>> Begin

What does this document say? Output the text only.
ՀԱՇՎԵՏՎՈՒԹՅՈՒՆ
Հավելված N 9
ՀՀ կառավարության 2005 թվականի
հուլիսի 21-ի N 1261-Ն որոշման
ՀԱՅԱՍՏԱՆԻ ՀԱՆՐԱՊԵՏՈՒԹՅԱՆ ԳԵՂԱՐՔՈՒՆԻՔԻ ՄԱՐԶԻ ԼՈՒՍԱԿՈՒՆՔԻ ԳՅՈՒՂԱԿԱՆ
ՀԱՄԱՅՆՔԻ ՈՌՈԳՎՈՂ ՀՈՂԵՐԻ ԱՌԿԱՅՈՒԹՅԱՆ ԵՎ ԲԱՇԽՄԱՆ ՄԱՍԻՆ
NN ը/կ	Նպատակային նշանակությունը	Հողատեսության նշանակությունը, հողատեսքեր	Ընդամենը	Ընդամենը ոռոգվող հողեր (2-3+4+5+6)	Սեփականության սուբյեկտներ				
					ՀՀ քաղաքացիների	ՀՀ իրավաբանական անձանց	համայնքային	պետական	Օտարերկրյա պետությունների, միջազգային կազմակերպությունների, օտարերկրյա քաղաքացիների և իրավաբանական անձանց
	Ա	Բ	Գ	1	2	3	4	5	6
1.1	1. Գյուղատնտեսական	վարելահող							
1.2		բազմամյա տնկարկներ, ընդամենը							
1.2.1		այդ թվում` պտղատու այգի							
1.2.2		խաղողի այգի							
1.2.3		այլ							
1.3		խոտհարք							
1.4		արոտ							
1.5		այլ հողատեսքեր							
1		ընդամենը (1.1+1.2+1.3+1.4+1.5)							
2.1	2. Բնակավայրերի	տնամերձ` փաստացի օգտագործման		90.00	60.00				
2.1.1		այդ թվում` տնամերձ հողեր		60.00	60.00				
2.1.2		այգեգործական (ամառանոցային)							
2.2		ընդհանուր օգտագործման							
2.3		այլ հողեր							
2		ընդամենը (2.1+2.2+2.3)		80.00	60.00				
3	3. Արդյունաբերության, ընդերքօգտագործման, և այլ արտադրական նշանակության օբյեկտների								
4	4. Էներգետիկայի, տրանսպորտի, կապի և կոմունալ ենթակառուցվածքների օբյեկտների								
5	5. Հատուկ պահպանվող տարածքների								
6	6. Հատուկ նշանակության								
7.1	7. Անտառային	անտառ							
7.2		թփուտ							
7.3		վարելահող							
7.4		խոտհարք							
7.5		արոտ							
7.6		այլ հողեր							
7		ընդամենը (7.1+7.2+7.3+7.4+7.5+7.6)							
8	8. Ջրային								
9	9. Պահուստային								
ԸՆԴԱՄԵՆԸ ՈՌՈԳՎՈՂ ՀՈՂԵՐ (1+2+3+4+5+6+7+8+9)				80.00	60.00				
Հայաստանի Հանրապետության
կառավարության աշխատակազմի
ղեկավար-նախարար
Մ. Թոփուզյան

>> End

Take the entries above and copy them out exactly.

• [Worked solution]:
What does this document say? Output the text only.
ՀԱՇՎԵՏՎՈՒԹՅՈՒՆ
Հավելված N 9
ՀՀ կառավարության 2005 թվականի
հուլիսի 21-ի N 1261-Ն որոշման
ՀԱՅԱՍՏԱՆԻ ՀԱՆՐԱՊԵՏՈՒԹՅԱՆ ԳԵՂԱՐՔՈՒՆԻՔԻ ՄԱՐԶԻ ԼՈՒՍԱԿՈՒՆՔԻ ԳՅՈՒՂԱԿԱՆ
ՀԱՄԱՅՆՔԻ ՈՌՈԳՎՈՂ ՀՈՂԵՐԻ ԱՌԿԱՅՈՒԹՅԱՆ ԵՎ ԲԱՇԽՄԱՆ ՄԱՍԻՆ
NN ը/կ	Նպատակային նշանակությունը	Հողատեսության նշանակությունը, հողատեսքեր	Ընդամենը	Ընդամենը ոռոգվող հողեր (2-3+4+5+6)	Սեփականության սուբյեկտներ				
					ՀՀ քաղաքացիների	ՀՀ իրավաբանական անձանց	համայնքային	պետական	Օտարերկրյա պետությունների, միջազգային կազմակերպությունների, օտարերկրյա քաղաքացիների և իրավաբանական անձանց
	Ա	Բ	Գ	1	2	3	4	5	6
1.1	1. Գյուղատնտեսական	վարելահող							
1.2		բազմամյա տնկարկներ, ընդամենը							
1.2.1		այդ թվում` պտղատու այգի							
1.2.2		խաղողի այգի							
1.2.3		այլ							
1.3		խոտհարք							
1.4		արոտ							
1.5		այլ հողատեսքեր							
1		ընդամենը (1.1+1.2+1.3+1.4+1.5)							
2.1	2. Բնակավայրերի	տնամերձ` փաստացի օգտագործման		90.00	60.00				
2.1.1		այդ թվում` տնամերձ հողեր		60.00	60.00				
2.1.2		այգեգործական (ամառանոցային)							
2.2		ընդհանուր օգտագործման							
2.3		այլ հողեր							
2		ընդամենը (2.1+2.2+2.3)		80.00	60.00				
3	3. Արդյունաբերության, ընդերքօգտագործման, և այլ արտադրական նշանակության օբյեկտների								
4	4. Էներգետիկայի, տրանսպորտի, կապի և կոմունալ ենթակառուցվածքների օբյեկտների								
5	5. Հատուկ պահպանվող տարածքների								
6	6. Հատուկ նշանակության								
7.1	7. Անտառային	անտառ							
7.2		թփուտ							
7.3		վարելահող							
7.4		խոտհարք							
7.5		արոտ							
7.6		այլ հողեր							
7		ընդամենը (7.1+7.2+7.3+7.4+7.5+7.6)							
8	8. Ջրային								
9	9. Պահուստային								
ԸՆԴԱՄԵՆԸ ՈՌՈԳՎՈՂ ՀՈՂԵՐ (1+2+3+4+5+6+7+8+9)				80.00	60.00				
Հայաստանի Հանրապետության
կառավարության աշխատակազմի
ղեկավար-նախարար
Մ. Թոփուզյան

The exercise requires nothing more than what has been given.